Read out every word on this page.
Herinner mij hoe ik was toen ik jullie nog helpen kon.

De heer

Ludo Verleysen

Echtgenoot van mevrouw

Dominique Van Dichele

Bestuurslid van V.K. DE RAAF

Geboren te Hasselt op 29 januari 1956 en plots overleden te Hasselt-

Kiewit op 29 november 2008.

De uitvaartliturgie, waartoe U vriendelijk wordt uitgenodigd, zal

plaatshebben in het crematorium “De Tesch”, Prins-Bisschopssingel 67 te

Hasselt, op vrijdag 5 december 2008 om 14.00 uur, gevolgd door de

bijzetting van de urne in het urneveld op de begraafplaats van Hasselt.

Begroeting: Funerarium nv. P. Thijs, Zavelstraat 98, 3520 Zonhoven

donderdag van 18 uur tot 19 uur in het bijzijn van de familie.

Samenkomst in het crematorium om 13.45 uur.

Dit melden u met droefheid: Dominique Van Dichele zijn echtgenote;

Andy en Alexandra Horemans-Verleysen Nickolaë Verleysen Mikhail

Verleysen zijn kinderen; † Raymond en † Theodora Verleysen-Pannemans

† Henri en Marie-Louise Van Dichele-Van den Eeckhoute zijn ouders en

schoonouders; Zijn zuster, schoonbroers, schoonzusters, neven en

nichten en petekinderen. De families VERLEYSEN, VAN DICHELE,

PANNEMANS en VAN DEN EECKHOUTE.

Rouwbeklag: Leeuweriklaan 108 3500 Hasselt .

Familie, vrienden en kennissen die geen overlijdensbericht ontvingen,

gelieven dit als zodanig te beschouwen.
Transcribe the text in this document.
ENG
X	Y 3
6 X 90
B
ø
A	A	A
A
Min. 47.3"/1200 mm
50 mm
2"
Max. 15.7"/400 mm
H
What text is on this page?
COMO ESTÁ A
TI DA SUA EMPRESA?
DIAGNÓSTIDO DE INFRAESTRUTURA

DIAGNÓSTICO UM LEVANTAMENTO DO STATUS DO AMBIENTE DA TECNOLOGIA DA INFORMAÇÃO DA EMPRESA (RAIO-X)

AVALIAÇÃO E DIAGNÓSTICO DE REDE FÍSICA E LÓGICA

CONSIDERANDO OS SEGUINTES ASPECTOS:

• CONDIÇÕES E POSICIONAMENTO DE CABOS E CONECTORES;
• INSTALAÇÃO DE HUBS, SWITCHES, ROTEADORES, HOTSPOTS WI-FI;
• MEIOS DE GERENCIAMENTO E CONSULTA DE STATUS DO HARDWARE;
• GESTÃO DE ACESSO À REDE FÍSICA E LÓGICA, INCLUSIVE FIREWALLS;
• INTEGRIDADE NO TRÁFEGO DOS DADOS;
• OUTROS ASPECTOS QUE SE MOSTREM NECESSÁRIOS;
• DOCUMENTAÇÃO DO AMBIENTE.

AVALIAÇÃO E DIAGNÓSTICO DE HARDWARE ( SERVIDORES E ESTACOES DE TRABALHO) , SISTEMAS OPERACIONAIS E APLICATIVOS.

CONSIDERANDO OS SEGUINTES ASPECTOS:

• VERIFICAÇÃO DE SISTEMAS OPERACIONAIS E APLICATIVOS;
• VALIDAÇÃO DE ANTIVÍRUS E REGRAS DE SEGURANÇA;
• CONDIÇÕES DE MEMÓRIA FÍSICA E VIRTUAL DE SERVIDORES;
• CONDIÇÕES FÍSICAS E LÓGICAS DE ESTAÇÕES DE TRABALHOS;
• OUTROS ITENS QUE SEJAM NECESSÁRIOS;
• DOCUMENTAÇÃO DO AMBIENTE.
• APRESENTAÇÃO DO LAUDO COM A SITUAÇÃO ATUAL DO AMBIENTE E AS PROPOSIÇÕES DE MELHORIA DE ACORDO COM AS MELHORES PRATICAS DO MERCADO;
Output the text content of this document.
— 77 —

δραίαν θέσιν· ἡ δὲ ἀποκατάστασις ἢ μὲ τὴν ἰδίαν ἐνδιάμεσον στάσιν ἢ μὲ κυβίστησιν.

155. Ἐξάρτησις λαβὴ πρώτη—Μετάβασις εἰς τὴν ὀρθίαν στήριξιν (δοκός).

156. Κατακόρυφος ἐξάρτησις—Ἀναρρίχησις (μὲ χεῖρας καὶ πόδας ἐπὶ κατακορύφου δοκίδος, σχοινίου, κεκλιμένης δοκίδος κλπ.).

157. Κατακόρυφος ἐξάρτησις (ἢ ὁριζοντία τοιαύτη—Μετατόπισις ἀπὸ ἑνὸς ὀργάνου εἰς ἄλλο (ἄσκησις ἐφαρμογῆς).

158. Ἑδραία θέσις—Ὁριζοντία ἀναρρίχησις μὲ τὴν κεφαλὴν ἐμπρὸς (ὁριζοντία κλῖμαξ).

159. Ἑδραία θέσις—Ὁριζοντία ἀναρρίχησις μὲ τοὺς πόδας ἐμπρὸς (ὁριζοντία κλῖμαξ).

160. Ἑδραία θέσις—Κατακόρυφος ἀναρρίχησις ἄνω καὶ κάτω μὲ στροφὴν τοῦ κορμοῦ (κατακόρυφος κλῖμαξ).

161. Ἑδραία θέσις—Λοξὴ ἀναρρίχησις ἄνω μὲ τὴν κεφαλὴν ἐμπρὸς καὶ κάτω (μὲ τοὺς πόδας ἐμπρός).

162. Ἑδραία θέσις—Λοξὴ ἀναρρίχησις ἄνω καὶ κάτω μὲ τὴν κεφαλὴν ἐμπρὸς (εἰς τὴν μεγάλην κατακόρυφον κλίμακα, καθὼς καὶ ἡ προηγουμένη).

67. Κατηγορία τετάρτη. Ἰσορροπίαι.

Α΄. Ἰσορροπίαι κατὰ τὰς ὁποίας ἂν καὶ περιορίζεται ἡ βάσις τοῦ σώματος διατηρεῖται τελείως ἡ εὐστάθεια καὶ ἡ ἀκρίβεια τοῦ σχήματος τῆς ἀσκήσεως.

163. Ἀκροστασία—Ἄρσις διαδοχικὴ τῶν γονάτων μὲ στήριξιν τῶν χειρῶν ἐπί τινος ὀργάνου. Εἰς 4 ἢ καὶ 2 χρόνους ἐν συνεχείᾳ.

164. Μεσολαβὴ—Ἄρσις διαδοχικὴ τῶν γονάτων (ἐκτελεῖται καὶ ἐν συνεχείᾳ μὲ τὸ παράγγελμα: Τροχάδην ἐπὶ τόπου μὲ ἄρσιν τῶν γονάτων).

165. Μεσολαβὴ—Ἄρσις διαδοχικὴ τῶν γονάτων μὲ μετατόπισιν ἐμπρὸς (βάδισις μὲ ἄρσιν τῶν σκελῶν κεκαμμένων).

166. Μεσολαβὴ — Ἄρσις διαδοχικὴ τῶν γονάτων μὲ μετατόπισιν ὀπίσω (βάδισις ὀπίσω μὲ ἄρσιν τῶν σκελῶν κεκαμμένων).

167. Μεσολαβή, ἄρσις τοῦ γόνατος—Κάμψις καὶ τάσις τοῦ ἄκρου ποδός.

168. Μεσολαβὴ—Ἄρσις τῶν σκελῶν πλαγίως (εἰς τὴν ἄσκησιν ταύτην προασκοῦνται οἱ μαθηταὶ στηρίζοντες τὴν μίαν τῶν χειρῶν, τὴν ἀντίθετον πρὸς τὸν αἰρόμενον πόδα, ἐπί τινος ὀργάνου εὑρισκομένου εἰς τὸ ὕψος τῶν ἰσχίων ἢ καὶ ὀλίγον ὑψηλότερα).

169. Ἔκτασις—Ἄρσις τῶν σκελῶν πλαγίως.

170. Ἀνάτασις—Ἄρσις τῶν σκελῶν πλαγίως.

» **Brief**
Every entry should be printed again exactly as written.

» **Solution**
Read out every word on this page.
Herinner mij hoe ik was toen ik jullie nog helpen kon.

De heer

Ludo Verleysen

Echtgenoot van mevrouw

Dominique Van Dichele

Bestuurslid van V.K. DE RAAF

Geboren te Hasselt op 29 januari 1956 en plots overleden te Hasselt-

Kiewit op 29 november 2008.

De uitvaartliturgie, waartoe U vriendelijk wordt uitgenodigd, zal

plaatshebben in het crematorium “De Tesch”, Prins-Bisschopssingel 67 te

Hasselt, op vrijdag 5 december 2008 om 14.00 uur, gevolgd door de

bijzetting van de urne in het urneveld op de begraafplaats van Hasselt.

Begroeting: Funerarium nv. P. Thijs, Zavelstraat 98, 3520 Zonhoven

donderdag van 18 uur tot 19 uur in het bijzijn van de familie.

Samenkomst in het crematorium om 13.45 uur.

Dit melden u met droefheid: Dominique Van Dichele zijn echtgenote;

Andy en Alexandra Horemans-Verleysen Nickolaë Verleysen Mikhail

Verleysen zijn kinderen; † Raymond en † Theodora Verleysen-Pannemans

† Henri en Marie-Louise Van Dichele-Van den Eeckhoute zijn ouders en

schoonouders; Zijn zuster, schoonbroers, schoonzusters, neven en

nichten en petekinderen. De families VERLEYSEN, VAN DICHELE,

PANNEMANS en VAN DEN EECKHOUTE.

Rouwbeklag: Leeuweriklaan 108 3500 Hasselt .

Familie, vrienden en kennissen die geen overlijdensbericht ontvingen,

gelieven dit als zodanig te beschouwen.
Transcribe the text in this document.
ENG
X	Y 3
6 X 90
B
ø
A	A	A
A
Min. 47.3"/1200 mm
50 mm
2"
Max. 15.7"/400 mm
H
What text is on this page?
COMO ESTÁ A
TI DA SUA EMPRESA?
DIAGNÓSTIDO DE INFRAESTRUTURA

DIAGNÓSTICO UM LEVANTAMENTO DO STATUS DO AMBIENTE DA TECNOLOGIA DA INFORMAÇÃO DA EMPRESA (RAIO-X)

AVALIAÇÃO E DIAGNÓSTICO DE REDE FÍSICA E LÓGICA

CONSIDERANDO OS SEGUINTES ASPECTOS:

• CONDIÇÕES E POSICIONAMENTO DE CABOS E CONECTORES;
• INSTALAÇÃO DE HUBS, SWITCHES, ROTEADORES, HOTSPOTS WI-FI;
• MEIOS DE GERENCIAMENTO E CONSULTA DE STATUS DO HARDWARE;
• GESTÃO DE ACESSO À REDE FÍSICA E LÓGICA, INCLUSIVE FIREWALLS;
• INTEGRIDADE NO TRÁFEGO DOS DADOS;
• OUTROS ASPECTOS QUE SE MOSTREM NECESSÁRIOS;
• DOCUMENTAÇÃO DO AMBIENTE.

AVALIAÇÃO E DIAGNÓSTICO DE HARDWARE ( SERVIDORES E ESTACOES DE TRABALHO) , SISTEMAS OPERACIONAIS E APLICATIVOS.

CONSIDERANDO OS SEGUINTES ASPECTOS:

• VERIFICAÇÃO DE SISTEMAS OPERACIONAIS E APLICATIVOS;
• VALIDAÇÃO DE ANTIVÍRUS E REGRAS DE SEGURANÇA;
• CONDIÇÕES DE MEMÓRIA FÍSICA E VIRTUAL DE SERVIDORES;
• CONDIÇÕES FÍSICAS E LÓGICAS DE ESTAÇÕES DE TRABALHOS;
• OUTROS ITENS QUE SEJAM NECESSÁRIOS;
• DOCUMENTAÇÃO DO AMBIENTE.
• APRESENTAÇÃO DO LAUDO COM A SITUAÇÃO ATUAL DO AMBIENTE E AS PROPOSIÇÕES DE MELHORIA DE ACORDO COM AS MELHORES PRATICAS DO MERCADO;
Output the text content of this document.
— 77 —

δραίαν θέσιν· ἡ δὲ ἀποκατάστασις ἢ μὲ τὴν ἰδίαν ἐνδιάμεσον στάσιν ἢ μὲ κυβίστησιν.

155. Ἐξάρτησις λαβὴ πρώτη—Μετάβασις εἰς τὴν ὀρθίαν στήριξιν (δοκός).

156. Κατακόρυφος ἐξάρτησις—Ἀναρρίχησις (μὲ χεῖρας καὶ πόδας ἐπὶ κατακορύφου δοκίδος, σχοινίου, κεκλιμένης δοκίδος κλπ.).

157. Κατακόρυφος ἐξάρτησις (ἢ ὁριζοντία τοιαύτη—Μετατόπισις ἀπὸ ἑνὸς ὀργάνου εἰς ἄλλο (ἄσκησις ἐφαρμογῆς).

158. Ἑδραία θέσις—Ὁριζοντία ἀναρρίχησις μὲ τὴν κεφαλὴν ἐμπρὸς (ὁριζοντία κλῖμαξ).

159. Ἑδραία θέσις—Ὁριζοντία ἀναρρίχησις μὲ τοὺς πόδας ἐμπρὸς (ὁριζοντία κλῖμαξ).

160. Ἑδραία θέσις—Κατακόρυφος ἀναρρίχησις ἄνω καὶ κάτω μὲ στροφὴν τοῦ κορμοῦ (κατακόρυφος κλῖμαξ).

161. Ἑδραία θέσις—Λοξὴ ἀναρρίχησις ἄνω μὲ τὴν κεφαλὴν ἐμπρὸς καὶ κάτω (μὲ τοὺς πόδας ἐμπρός).

162. Ἑδραία θέσις—Λοξὴ ἀναρρίχησις ἄνω καὶ κάτω μὲ τὴν κεφαλὴν ἐμπρὸς (εἰς τὴν μεγάλην κατακόρυφον κλίμακα, καθὼς καὶ ἡ προηγουμένη).

67. Κατηγορία τετάρτη. Ἰσορροπίαι.

Α΄. Ἰσορροπίαι κατὰ τὰς ὁποίας ἂν καὶ περιορίζεται ἡ βάσις τοῦ σώματος διατηρεῖται τελείως ἡ εὐστάθεια καὶ ἡ ἀκρίβεια τοῦ σχήματος τῆς ἀσκήσεως.

163. Ἀκροστασία—Ἄρσις διαδοχικὴ τῶν γονάτων μὲ στήριξιν τῶν χειρῶν ἐπί τινος ὀργάνου. Εἰς 4 ἢ καὶ 2 χρόνους ἐν συνεχείᾳ.

164. Μεσολαβὴ—Ἄρσις διαδοχικὴ τῶν γονάτων (ἐκτελεῖται καὶ ἐν συνεχείᾳ μὲ τὸ παράγγελμα: Τροχάδην ἐπὶ τόπου μὲ ἄρσιν τῶν γονάτων).

165. Μεσολαβὴ—Ἄρσις διαδοχικὴ τῶν γονάτων μὲ μετατόπισιν ἐμπρὸς (βάδισις μὲ ἄρσιν τῶν σκελῶν κεκαμμένων).

166. Μεσολαβὴ — Ἄρσις διαδοχικὴ τῶν γονάτων μὲ μετατόπισιν ὀπίσω (βάδισις ὀπίσω μὲ ἄρσιν τῶν σκελῶν κεκαμμένων).

167. Μεσολαβή, ἄρσις τοῦ γόνατος—Κάμψις καὶ τάσις τοῦ ἄκρου ποδός.

168. Μεσολαβὴ—Ἄρσις τῶν σκελῶν πλαγίως (εἰς τὴν ἄσκησιν ταύτην προασκοῦνται οἱ μαθηταὶ στηρίζοντες τὴν μίαν τῶν χειρῶν, τὴν ἀντίθετον πρὸς τὸν αἰρόμενον πόδα, ἐπί τινος ὀργάνου εὑρισκομένου εἰς τὸ ὕψος τῶν ἰσχίων ἢ καὶ ὀλίγον ὑψηλότερα).

169. Ἔκτασις—Ἄρσις τῶν σκελῶν πλαγίως.

170. Ἀνάτασις—Ἄρσις τῶν σκελῶν πλαγίως.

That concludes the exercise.